## Extracted information
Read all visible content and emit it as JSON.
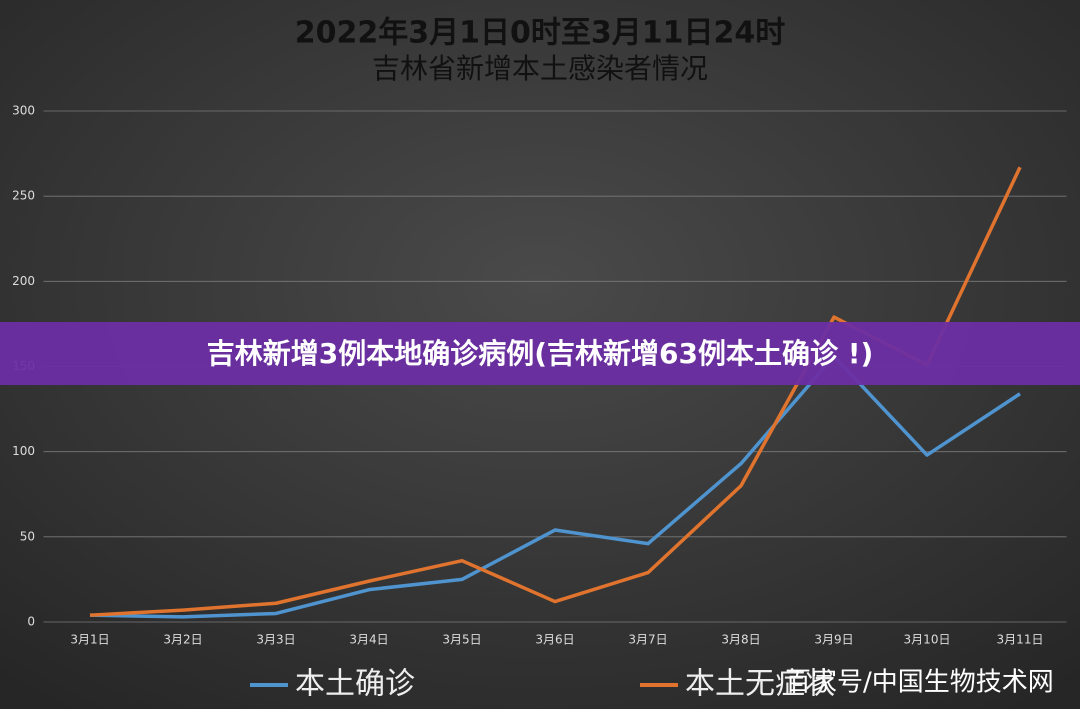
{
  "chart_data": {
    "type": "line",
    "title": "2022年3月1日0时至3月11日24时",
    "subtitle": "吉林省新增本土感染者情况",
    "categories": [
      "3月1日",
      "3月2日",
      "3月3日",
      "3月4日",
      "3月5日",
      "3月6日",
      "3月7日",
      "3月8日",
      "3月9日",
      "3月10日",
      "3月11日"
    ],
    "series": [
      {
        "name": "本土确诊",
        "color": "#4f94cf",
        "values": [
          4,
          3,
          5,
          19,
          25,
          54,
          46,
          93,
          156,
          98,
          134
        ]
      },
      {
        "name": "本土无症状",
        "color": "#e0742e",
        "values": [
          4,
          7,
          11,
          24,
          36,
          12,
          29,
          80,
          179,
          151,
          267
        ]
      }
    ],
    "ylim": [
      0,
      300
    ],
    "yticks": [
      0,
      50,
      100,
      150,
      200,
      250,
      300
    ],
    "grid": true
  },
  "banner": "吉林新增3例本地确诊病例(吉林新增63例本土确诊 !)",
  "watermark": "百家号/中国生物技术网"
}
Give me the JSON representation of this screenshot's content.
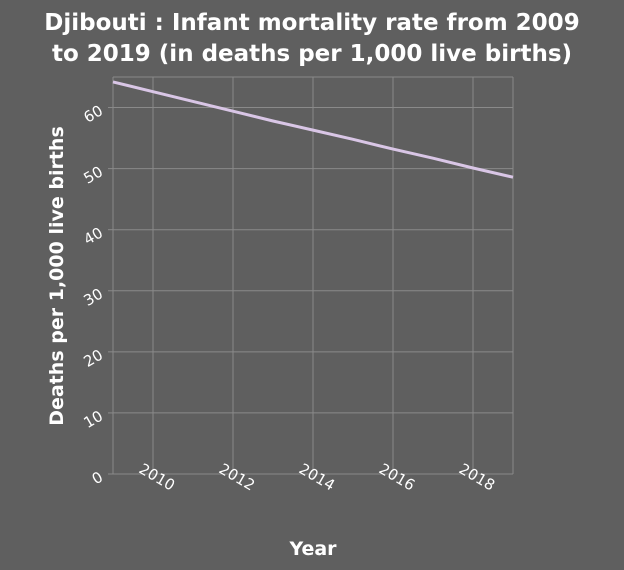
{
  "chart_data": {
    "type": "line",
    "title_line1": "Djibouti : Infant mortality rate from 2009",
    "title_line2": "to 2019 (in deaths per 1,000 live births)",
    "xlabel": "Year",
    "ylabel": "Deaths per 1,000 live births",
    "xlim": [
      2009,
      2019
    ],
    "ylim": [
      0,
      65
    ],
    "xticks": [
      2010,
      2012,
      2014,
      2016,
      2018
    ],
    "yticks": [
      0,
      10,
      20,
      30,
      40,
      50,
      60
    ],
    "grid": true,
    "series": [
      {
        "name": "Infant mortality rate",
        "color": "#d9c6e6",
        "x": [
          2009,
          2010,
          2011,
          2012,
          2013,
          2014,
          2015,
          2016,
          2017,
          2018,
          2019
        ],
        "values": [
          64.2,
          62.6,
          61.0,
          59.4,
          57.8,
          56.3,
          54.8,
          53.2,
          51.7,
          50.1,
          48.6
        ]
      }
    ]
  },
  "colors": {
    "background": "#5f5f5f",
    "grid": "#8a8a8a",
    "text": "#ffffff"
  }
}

...

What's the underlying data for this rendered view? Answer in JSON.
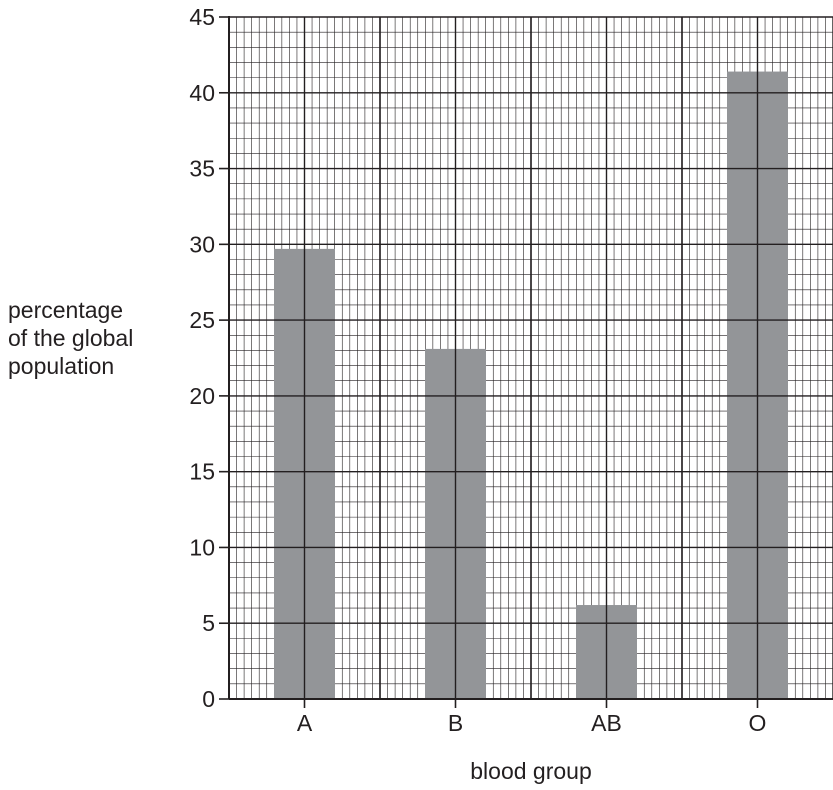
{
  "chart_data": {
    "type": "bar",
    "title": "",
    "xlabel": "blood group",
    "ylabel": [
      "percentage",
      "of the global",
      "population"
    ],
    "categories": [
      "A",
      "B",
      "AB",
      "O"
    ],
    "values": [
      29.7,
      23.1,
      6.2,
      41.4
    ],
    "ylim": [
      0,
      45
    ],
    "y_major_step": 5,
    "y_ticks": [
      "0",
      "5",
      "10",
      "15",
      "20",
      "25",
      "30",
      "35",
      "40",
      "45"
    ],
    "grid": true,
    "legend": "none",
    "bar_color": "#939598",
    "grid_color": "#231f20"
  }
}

## Written task
Gather every line from the listing above in which "name" appears, and copy those lines.

## The result
        "name": "本土确诊",
        "name": "本土无症状",
        "name": "Infant mortality rate",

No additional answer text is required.